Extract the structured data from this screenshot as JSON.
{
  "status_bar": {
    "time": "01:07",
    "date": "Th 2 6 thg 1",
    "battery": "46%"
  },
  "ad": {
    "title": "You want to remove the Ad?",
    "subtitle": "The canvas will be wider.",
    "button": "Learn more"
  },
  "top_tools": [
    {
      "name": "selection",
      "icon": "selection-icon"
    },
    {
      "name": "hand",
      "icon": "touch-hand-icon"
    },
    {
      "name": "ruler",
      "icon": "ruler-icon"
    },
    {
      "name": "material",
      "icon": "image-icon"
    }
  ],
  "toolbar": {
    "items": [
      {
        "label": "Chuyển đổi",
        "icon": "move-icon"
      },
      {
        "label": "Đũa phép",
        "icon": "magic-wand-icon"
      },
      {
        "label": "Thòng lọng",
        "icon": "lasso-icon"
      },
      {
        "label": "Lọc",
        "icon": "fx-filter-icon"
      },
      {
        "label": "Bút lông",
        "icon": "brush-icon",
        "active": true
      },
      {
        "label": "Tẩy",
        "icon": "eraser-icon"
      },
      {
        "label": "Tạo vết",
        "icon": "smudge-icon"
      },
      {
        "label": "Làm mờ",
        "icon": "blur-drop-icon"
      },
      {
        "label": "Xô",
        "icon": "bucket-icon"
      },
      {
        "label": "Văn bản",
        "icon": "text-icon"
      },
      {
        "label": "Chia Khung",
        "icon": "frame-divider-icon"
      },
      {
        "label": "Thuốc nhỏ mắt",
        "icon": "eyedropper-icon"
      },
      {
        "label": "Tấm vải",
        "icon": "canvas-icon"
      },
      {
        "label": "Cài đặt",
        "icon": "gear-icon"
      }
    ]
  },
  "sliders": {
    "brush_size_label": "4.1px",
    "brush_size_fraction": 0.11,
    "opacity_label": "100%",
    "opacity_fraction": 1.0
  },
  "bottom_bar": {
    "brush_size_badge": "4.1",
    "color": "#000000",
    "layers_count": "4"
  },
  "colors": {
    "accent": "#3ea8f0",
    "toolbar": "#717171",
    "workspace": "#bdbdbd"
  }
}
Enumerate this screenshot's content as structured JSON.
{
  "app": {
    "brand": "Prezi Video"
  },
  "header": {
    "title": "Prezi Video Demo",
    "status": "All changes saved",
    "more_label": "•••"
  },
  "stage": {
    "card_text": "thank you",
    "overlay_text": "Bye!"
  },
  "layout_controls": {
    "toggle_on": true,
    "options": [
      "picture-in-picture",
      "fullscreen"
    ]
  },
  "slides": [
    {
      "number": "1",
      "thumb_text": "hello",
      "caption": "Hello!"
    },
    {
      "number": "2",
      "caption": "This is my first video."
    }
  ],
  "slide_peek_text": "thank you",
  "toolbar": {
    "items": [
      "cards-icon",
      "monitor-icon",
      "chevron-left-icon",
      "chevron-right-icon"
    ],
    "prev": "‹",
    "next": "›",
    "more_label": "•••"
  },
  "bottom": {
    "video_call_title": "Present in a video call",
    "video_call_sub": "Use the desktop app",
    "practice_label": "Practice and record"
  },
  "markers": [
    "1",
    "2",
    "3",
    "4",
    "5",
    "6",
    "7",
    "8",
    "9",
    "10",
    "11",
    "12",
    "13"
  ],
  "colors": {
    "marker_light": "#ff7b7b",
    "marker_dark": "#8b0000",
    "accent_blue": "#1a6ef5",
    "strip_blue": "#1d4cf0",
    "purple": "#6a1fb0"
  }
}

****************

(Task objective): Extract the complete data, matching each line exactly.

(Correct answer):
Extract the structured data from this screenshot as JSON.
{
  "status_bar": {
    "time": "01:07",
    "date": "Th 2 6 thg 1",
    "battery": "46%"
  },
  "ad": {
    "title": "You want to remove the Ad?",
    "subtitle": "The canvas will be wider.",
    "button": "Learn more"
  },
  "top_tools": [
    {
      "name": "selection",
      "icon": "selection-icon"
    },
    {
      "name": "hand",
      "icon": "touch-hand-icon"
    },
    {
      "name": "ruler",
      "icon": "ruler-icon"
    },
    {
      "name": "material",
      "icon": "image-icon"
    }
  ],
  "toolbar": {
    "items": [
      {
        "label": "Chuyển đổi",
        "icon": "move-icon"
      },
      {
        "label": "Đũa phép",
        "icon": "magic-wand-icon"
      },
      {
        "label": "Thòng lọng",
        "icon": "lasso-icon"
      },
      {
        "label": "Lọc",
        "icon": "fx-filter-icon"
      },
      {
        "label": "Bút lông",
        "icon": "brush-icon",
        "active": true
      },
      {
        "label": "Tẩy",
        "icon": "eraser-icon"
      },
      {
        "label": "Tạo vết",
        "icon": "smudge-icon"
      },
      {
        "label": "Làm mờ",
        "icon": "blur-drop-icon"
      },
      {
        "label": "Xô",
        "icon": "bucket-icon"
      },
      {
        "label": "Văn bản",
        "icon": "text-icon"
      },
      {
        "label": "Chia Khung",
        "icon": "frame-divider-icon"
      },
      {
        "label": "Thuốc nhỏ mắt",
        "icon": "eyedropper-icon"
      },
      {
        "label": "Tấm vải",
        "icon": "canvas-icon"
      },
      {
        "label": "Cài đặt",
        "icon": "gear-icon"
      }
    ]
  },
  "sliders": {
    "brush_size_label": "4.1px",
    "brush_size_fraction": 0.11,
    "opacity_label": "100%",
    "opacity_fraction": 1.0
  },
  "bottom_bar": {
    "brush_size_badge": "4.1",
    "color": "#000000",
    "layers_count": "4"
  },
  "colors": {
    "accent": "#3ea8f0",
    "toolbar": "#717171",
    "workspace": "#bdbdbd"
  }
}
Enumerate this screenshot's content as structured JSON.
{
  "app": {
    "brand": "Prezi Video"
  },
  "header": {
    "title": "Prezi Video Demo",
    "status": "All changes saved",
    "more_label": "•••"
  },
  "stage": {
    "card_text": "thank you",
    "overlay_text": "Bye!"
  },
  "layout_controls": {
    "toggle_on": true,
    "options": [
      "picture-in-picture",
      "fullscreen"
    ]
  },
  "slides": [
    {
      "number": "1",
      "thumb_text": "hello",
      "caption": "Hello!"
    },
    {
      "number": "2",
      "caption": "This is my first video."
    }
  ],
  "slide_peek_text": "thank you",
  "toolbar": {
    "items": [
      "cards-icon",
      "monitor-icon",
      "chevron-left-icon",
      "chevron-right-icon"
    ],
    "prev": "‹",
    "next": "›",
    "more_label": "•••"
  },
  "bottom": {
    "video_call_title": "Present in a video call",
    "video_call_sub": "Use the desktop app",
    "practice_label": "Practice and record"
  },
  "markers": [
    "1",
    "2",
    "3",
    "4",
    "5",
    "6",
    "7",
    "8",
    "9",
    "10",
    "11",
    "12",
    "13"
  ],
  "colors": {
    "marker_light": "#ff7b7b",
    "marker_dark": "#8b0000",
    "accent_blue": "#1a6ef5",
    "strip_blue": "#1d4cf0",
    "purple": "#6a1fb0"
  }
}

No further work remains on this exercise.